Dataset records
————

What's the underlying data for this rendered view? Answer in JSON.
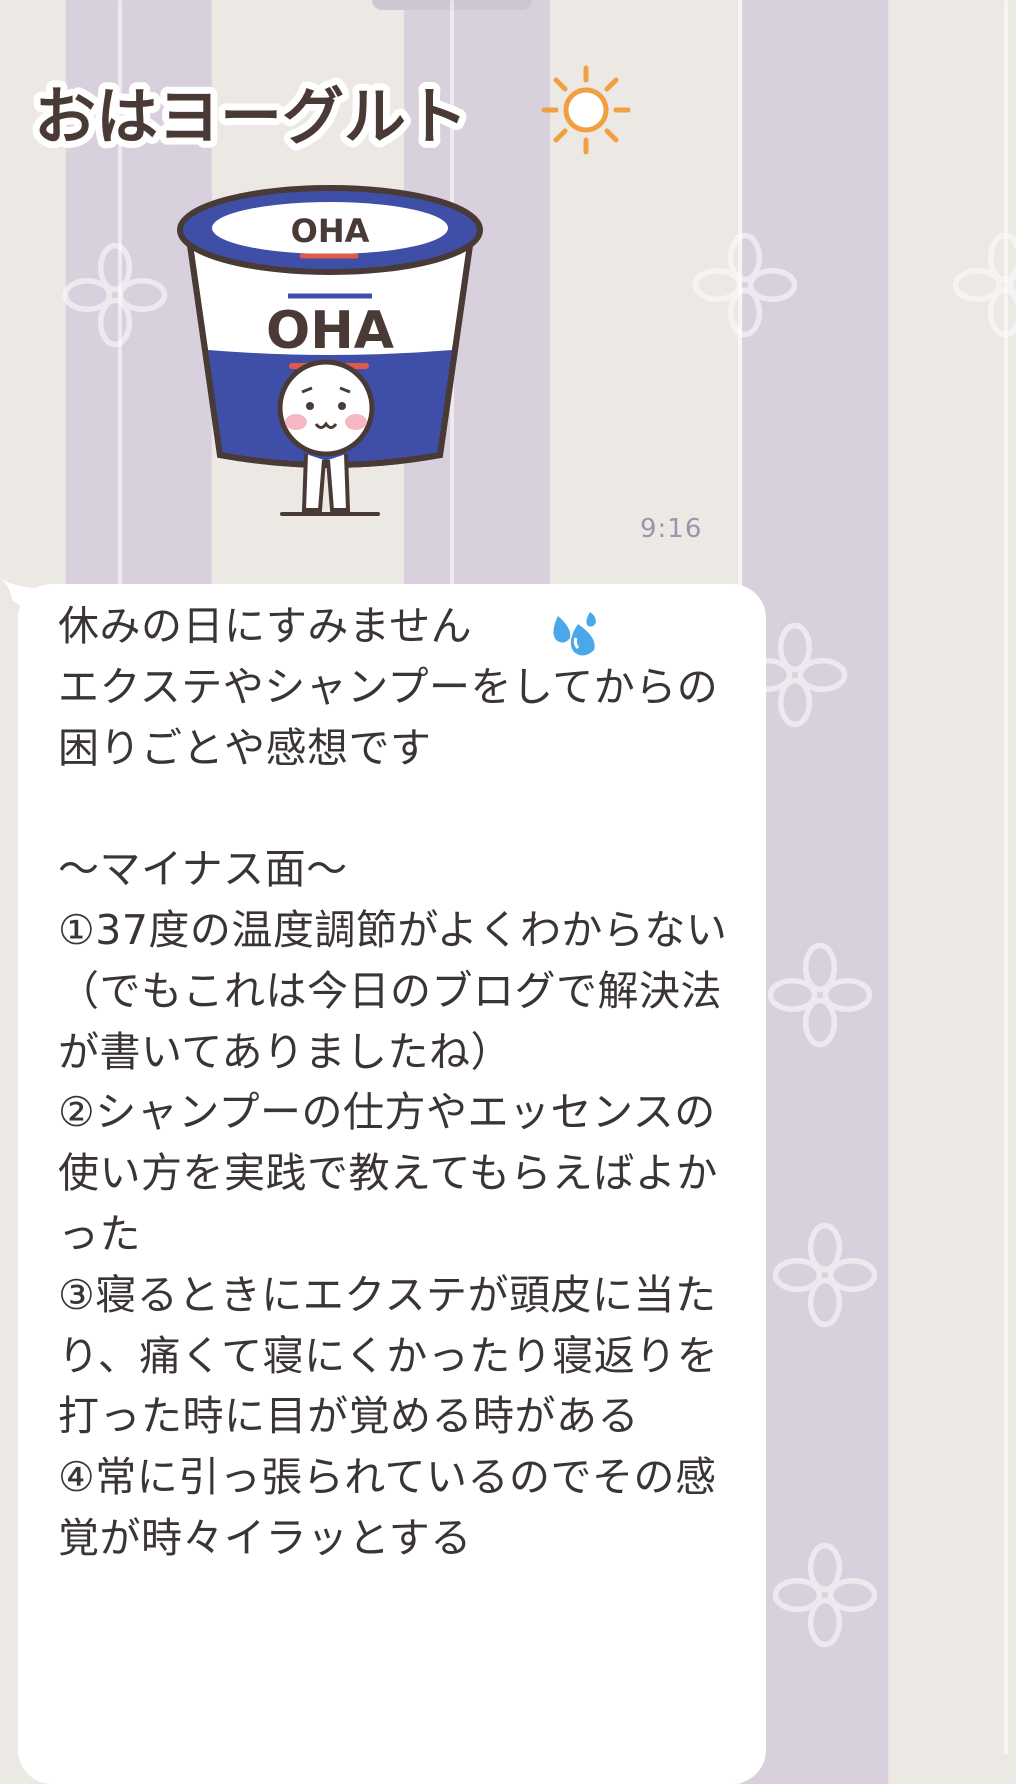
{
  "chat": {
    "sticker": {
      "title_text": "おはヨーグルト",
      "cup_lid_text": "OHA",
      "cup_label_text": "OHA"
    },
    "sticker_timestamp": "9:16",
    "message": {
      "text": "休みの日にすみません\nエクステやシャンプーをしてからの困りごとや感想です\n\n〜マイナス面〜\n①37度の温度調節がよくわからない（でもこれは今日のブログで解決法が書いてありましたね）\n②シャンプーの仕方やエッセンスの使い方を実践で教えてもらえばよかった\n③寝るときにエクステが頭皮に当たり、痛くて寝にくかったり寝返りを打った時に目が覚める時がある\n④常に引っ張られているのでその感覚が時々イラッとする",
      "emoji": "sweat-droplets-emoji"
    }
  },
  "colors": {
    "stripe_light": "#ece8e4",
    "stripe_purple": "#d9d0dd",
    "bubble": "#ffffff",
    "text": "#3a3438",
    "timestamp": "#9e93a9",
    "cup_blue": "#3f4fa8"
  }
}
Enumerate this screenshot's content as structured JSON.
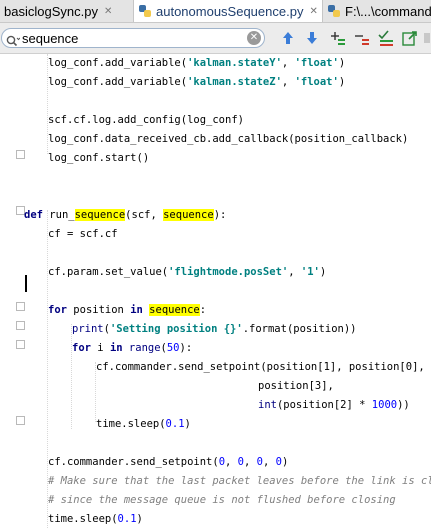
{
  "tabs": [
    {
      "label": "basiclogSync.py",
      "active": false
    },
    {
      "label": "autonomousSequence.py",
      "active": true
    },
    {
      "label": "F:\\...\\command",
      "active": false
    }
  ],
  "search": {
    "value": "sequence",
    "clear_icon": "✕"
  },
  "toolbar_icons": [
    "arrow-up-icon",
    "arrow-down-icon",
    "add-selection-icon",
    "remove-selection-icon",
    "select-all-icon",
    "export-icon",
    "more-icon"
  ],
  "code": [
    {
      "indent": 1,
      "segs": [
        [
          "p",
          "log_conf.add_variable("
        ],
        [
          "s",
          "'kalman.stateY'"
        ],
        [
          "p",
          ", "
        ],
        [
          "s",
          "'float'"
        ],
        [
          "p",
          ")"
        ]
      ]
    },
    {
      "indent": 1,
      "segs": [
        [
          "p",
          "log_conf.add_variable("
        ],
        [
          "s",
          "'kalman.stateZ'"
        ],
        [
          "p",
          ", "
        ],
        [
          "s",
          "'float'"
        ],
        [
          "p",
          ")"
        ]
      ]
    },
    {
      "indent": 0,
      "segs": []
    },
    {
      "indent": 1,
      "segs": [
        [
          "p",
          "scf.cf.log.add_config(log_conf)"
        ]
      ]
    },
    {
      "indent": 1,
      "segs": [
        [
          "p",
          "log_conf.data_received_cb.add_callback(position_callback)"
        ]
      ]
    },
    {
      "indent": 1,
      "segs": [
        [
          "p",
          "log_conf.start()"
        ]
      ]
    },
    {
      "indent": 0,
      "segs": []
    },
    {
      "indent": 0,
      "segs": []
    },
    {
      "indent": 0,
      "segs": [
        [
          "k",
          "def "
        ],
        [
          "p",
          "run_"
        ],
        [
          "h",
          "sequence"
        ],
        [
          "p",
          "(scf, "
        ],
        [
          "h",
          "sequence"
        ],
        [
          "p",
          "):"
        ]
      ]
    },
    {
      "indent": 1,
      "segs": [
        [
          "p",
          "cf = scf.cf"
        ]
      ]
    },
    {
      "indent": 0,
      "segs": []
    },
    {
      "indent": 1,
      "segs": [
        [
          "p",
          "cf.param.set_value("
        ],
        [
          "s",
          "'flightmode.posSet'"
        ],
        [
          "p",
          ", "
        ],
        [
          "s",
          "'1'"
        ],
        [
          "p",
          ")"
        ]
      ]
    },
    {
      "indent": 0,
      "segs": []
    },
    {
      "indent": 1,
      "segs": [
        [
          "k",
          "for "
        ],
        [
          "p",
          "position "
        ],
        [
          "k",
          "in "
        ],
        [
          "h",
          "sequence"
        ],
        [
          "p",
          ":"
        ]
      ]
    },
    {
      "indent": 2,
      "segs": [
        [
          "f",
          "print"
        ],
        [
          "p",
          "("
        ],
        [
          "s",
          "'Setting position {}'"
        ],
        [
          "p",
          ".format(position))"
        ]
      ]
    },
    {
      "indent": 2,
      "segs": [
        [
          "k",
          "for "
        ],
        [
          "p",
          "i "
        ],
        [
          "k",
          "in "
        ],
        [
          "f",
          "range"
        ],
        [
          "p",
          "("
        ],
        [
          "n",
          "50"
        ],
        [
          "p",
          "):"
        ]
      ]
    },
    {
      "indent": 3,
      "segs": [
        [
          "p",
          "cf.commander.send_setpoint(position[1], position[0],"
        ]
      ]
    },
    {
      "indent": 9,
      "segs": [
        [
          "p",
          "position[3],"
        ]
      ]
    },
    {
      "indent": 9,
      "segs": [
        [
          "f",
          "int"
        ],
        [
          "p",
          "(position[2] * "
        ],
        [
          "n",
          "1000"
        ],
        [
          "p",
          "))"
        ]
      ]
    },
    {
      "indent": 3,
      "segs": [
        [
          "p",
          "time.sleep("
        ],
        [
          "n",
          "0.1"
        ],
        [
          "p",
          ")"
        ]
      ]
    },
    {
      "indent": 0,
      "segs": []
    },
    {
      "indent": 1,
      "segs": [
        [
          "p",
          "cf.commander.send_setpoint("
        ],
        [
          "n",
          "0"
        ],
        [
          "p",
          ", "
        ],
        [
          "n",
          "0"
        ],
        [
          "p",
          ", "
        ],
        [
          "n",
          "0"
        ],
        [
          "p",
          ", "
        ],
        [
          "n",
          "0"
        ],
        [
          "p",
          ")"
        ]
      ]
    },
    {
      "indent": 1,
      "segs": [
        [
          "c",
          "# Make sure that the last packet leaves before the link is close"
        ]
      ]
    },
    {
      "indent": 1,
      "segs": [
        [
          "c",
          "# since the message queue is not flushed before closing"
        ]
      ]
    },
    {
      "indent": 1,
      "segs": [
        [
          "p",
          "time.sleep("
        ],
        [
          "n",
          "0.1"
        ],
        [
          "p",
          ")"
        ]
      ]
    }
  ]
}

————

Report how many lines of the data contain the word "before", using the number alone.

Task answer:
2